* Problem: Report the number of lines in the entries below that include the word "icon", and nothing else.
-------- Records for the task --------
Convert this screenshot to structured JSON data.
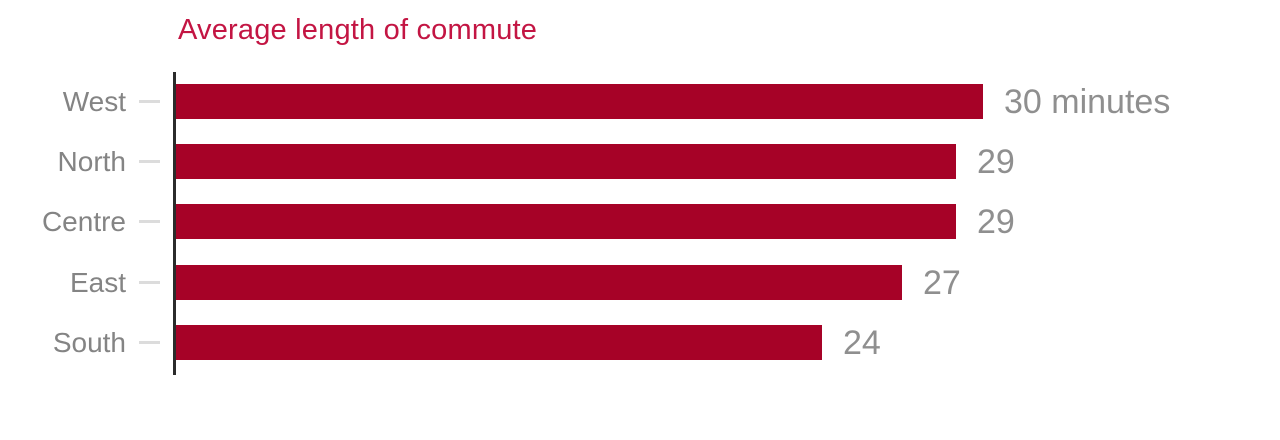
{
  "colors": {
    "bar": "#A60227",
    "title": "#C31543",
    "category_label": "#848484",
    "value_label": "#8F8F8F",
    "axis_line": "#2B2B2B",
    "tick": "#DCDCDC"
  },
  "chart_data": {
    "type": "bar",
    "orientation": "horizontal",
    "title": "Average length of commute",
    "categories": [
      "West",
      "North",
      "Centre",
      "East",
      "South"
    ],
    "values": [
      30,
      29,
      29,
      27,
      24
    ],
    "value_labels": [
      "30 minutes",
      "29",
      "29",
      "27",
      "24"
    ],
    "unit": "minutes",
    "xlabel": "",
    "ylabel": "",
    "xlim": [
      0,
      30
    ],
    "grid": false,
    "legend": false
  }
}
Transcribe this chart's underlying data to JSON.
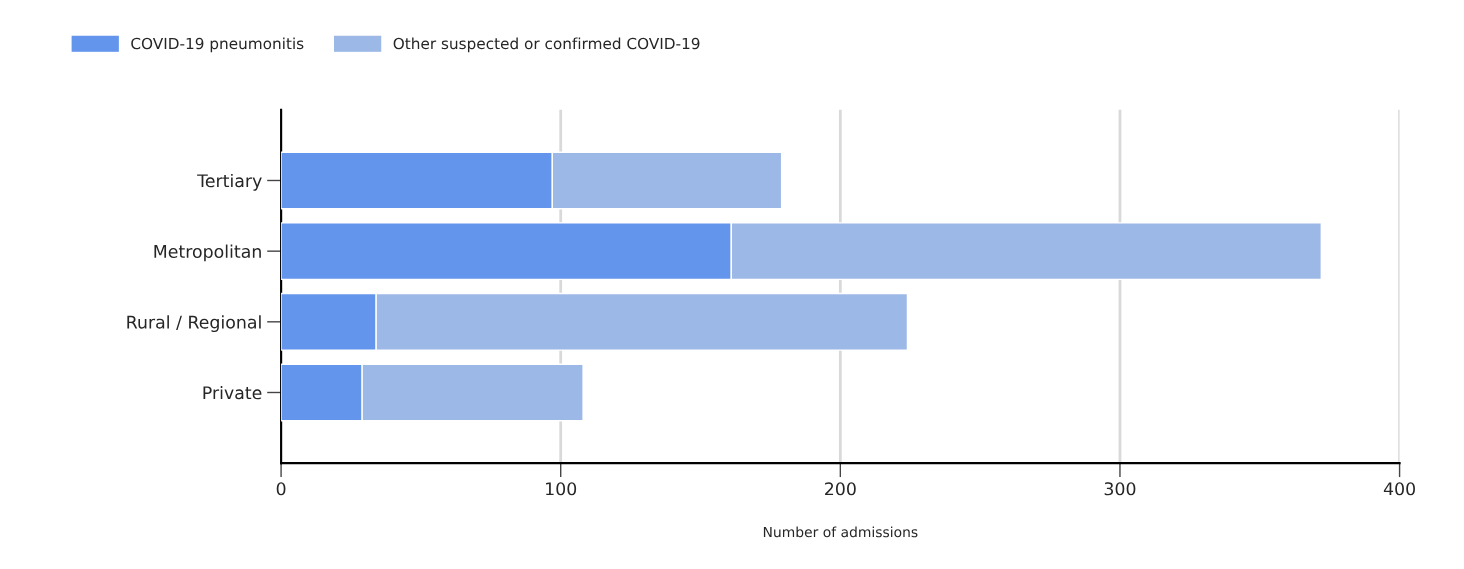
{
  "chart_data": {
    "type": "bar",
    "orientation": "horizontal",
    "stacked": true,
    "xlabel": "Number of admissions",
    "categories": [
      "Tertiary",
      "Metropolitan",
      "Rural / Regional",
      "Private"
    ],
    "series": [
      {
        "name": "COVID-19 pneumonitis",
        "color": "#6495ed",
        "values": [
          97,
          161,
          34,
          29
        ]
      },
      {
        "name": "Other suspected or confirmed COVID-19",
        "color": "#9cb8e6",
        "values": [
          82,
          211,
          190,
          79
        ]
      }
    ],
    "xlim": [
      0,
      400
    ],
    "xticks": [
      0,
      100,
      200,
      300,
      400
    ],
    "grid": "x",
    "legend": "top left"
  }
}
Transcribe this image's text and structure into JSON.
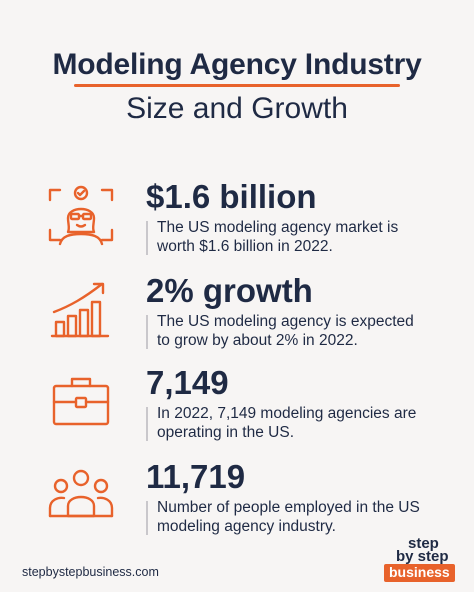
{
  "title": "Modeling Agency Industry",
  "subtitle": "Size and Growth",
  "stats": [
    {
      "icon": "model-portrait-icon",
      "headline": "$1.6 billion",
      "desc": "The US modeling agency market is worth $1.6 billion in 2022."
    },
    {
      "icon": "growth-chart-icon",
      "headline": "2% growth",
      "desc": "The US modeling agency is expected to grow by about 2% in 2022."
    },
    {
      "icon": "briefcase-icon",
      "headline": "7,149",
      "desc": "In 2022, 7,149 modeling agencies are operating in the US."
    },
    {
      "icon": "people-group-icon",
      "headline": "11,719",
      "desc": "Number of people employed in the US modeling agency industry."
    }
  ],
  "footer": {
    "url": "stepbystepbusiness.com"
  },
  "logo": {
    "line1": "step",
    "line2": "by step",
    "line3": "business"
  },
  "colors": {
    "accent": "#e8622b",
    "text": "#1f2a44",
    "background": "#f7f5f4"
  }
}
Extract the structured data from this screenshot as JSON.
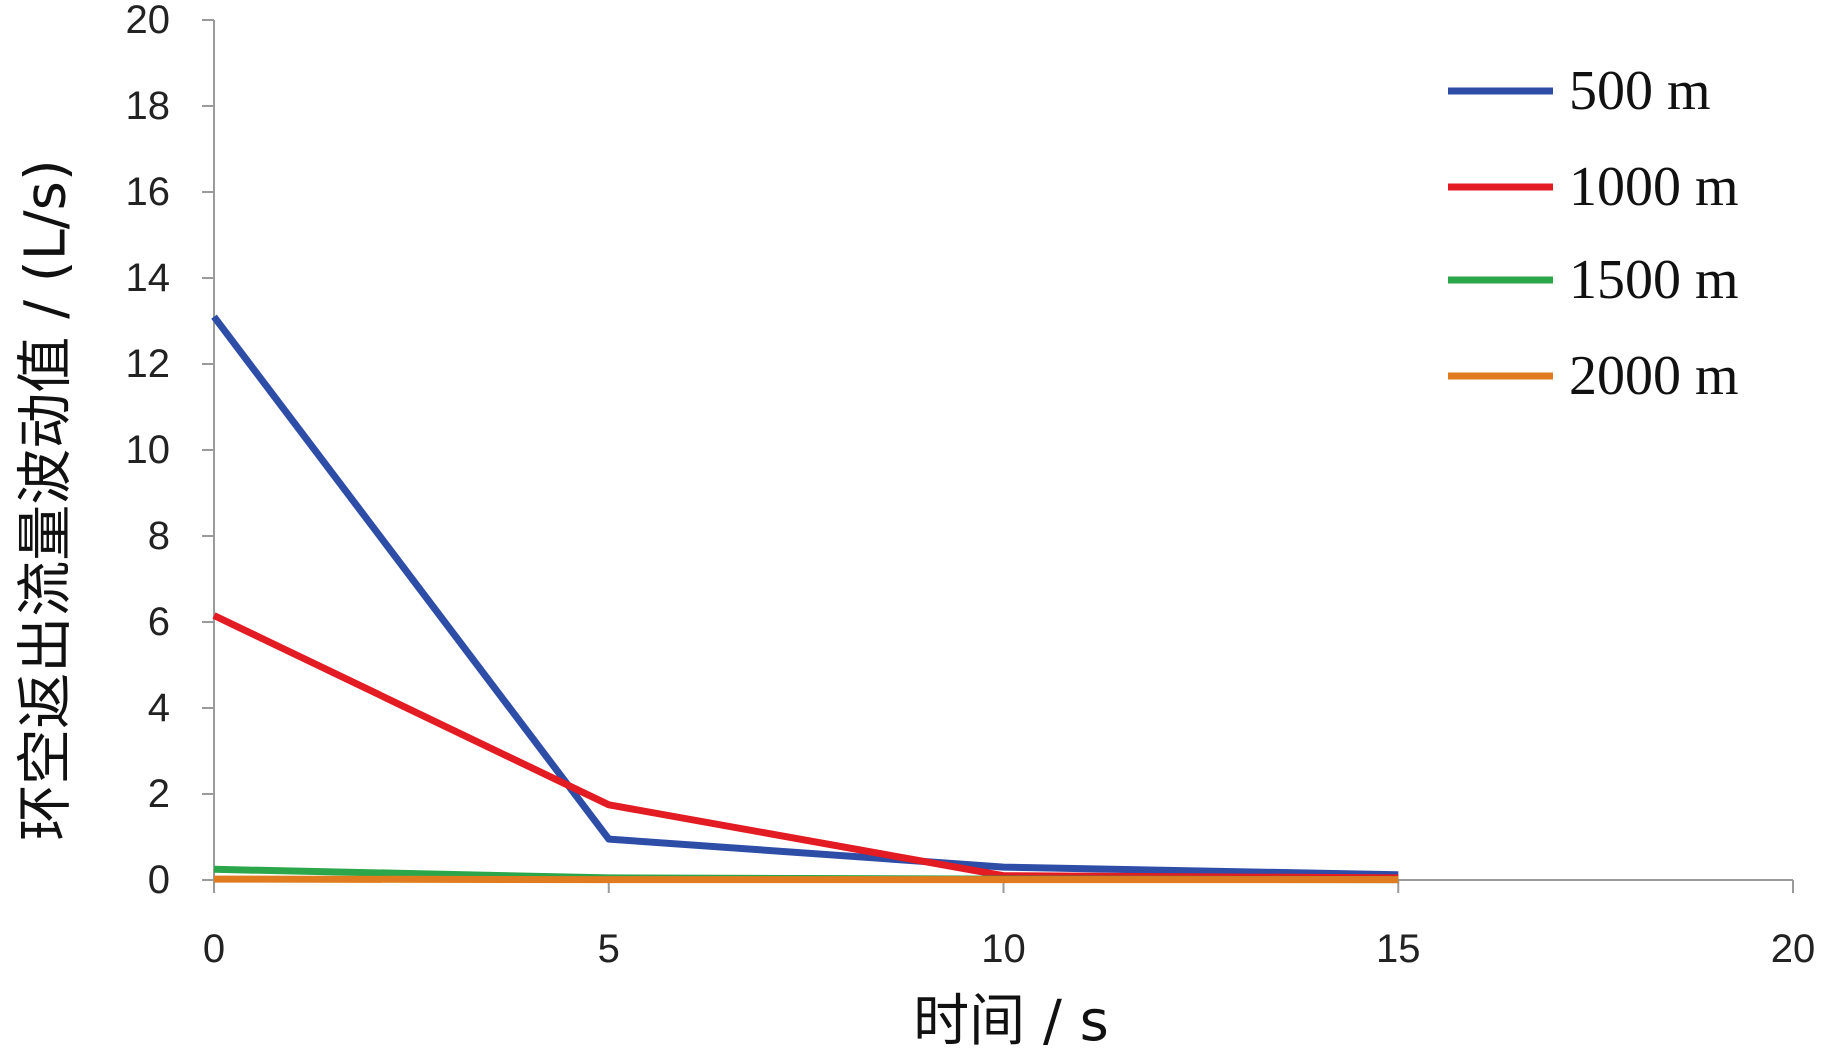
{
  "chart_data": {
    "type": "line",
    "title": "",
    "xlabel": "时间 / s",
    "ylabel": "环空返出流量波动值 / (L/s)",
    "xlim": [
      0,
      20
    ],
    "ylim": [
      0,
      20
    ],
    "xticks": [
      0,
      5,
      10,
      15,
      20
    ],
    "yticks": [
      0,
      2,
      4,
      6,
      8,
      10,
      12,
      14,
      16,
      18,
      20
    ],
    "grid": false,
    "legend": "top-right",
    "series": [
      {
        "name": "500 m",
        "color": "#2E4DA7",
        "x": [
          0,
          5,
          10,
          15
        ],
        "y": [
          13.1,
          0.95,
          0.3,
          0.12
        ]
      },
      {
        "name": "1000 m",
        "color": "#E31B23",
        "x": [
          0,
          5,
          10,
          15
        ],
        "y": [
          6.15,
          1.75,
          0.1,
          0.05
        ]
      },
      {
        "name": "1500 m",
        "color": "#2CA64A",
        "x": [
          0,
          5,
          10,
          15
        ],
        "y": [
          0.25,
          0.05,
          0.02,
          0.01
        ]
      },
      {
        "name": "2000 m",
        "color": "#E07B1F",
        "x": [
          0,
          5,
          10,
          15
        ],
        "y": [
          0.02,
          0.01,
          0.01,
          0.01
        ]
      }
    ]
  }
}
--------
* The output: 4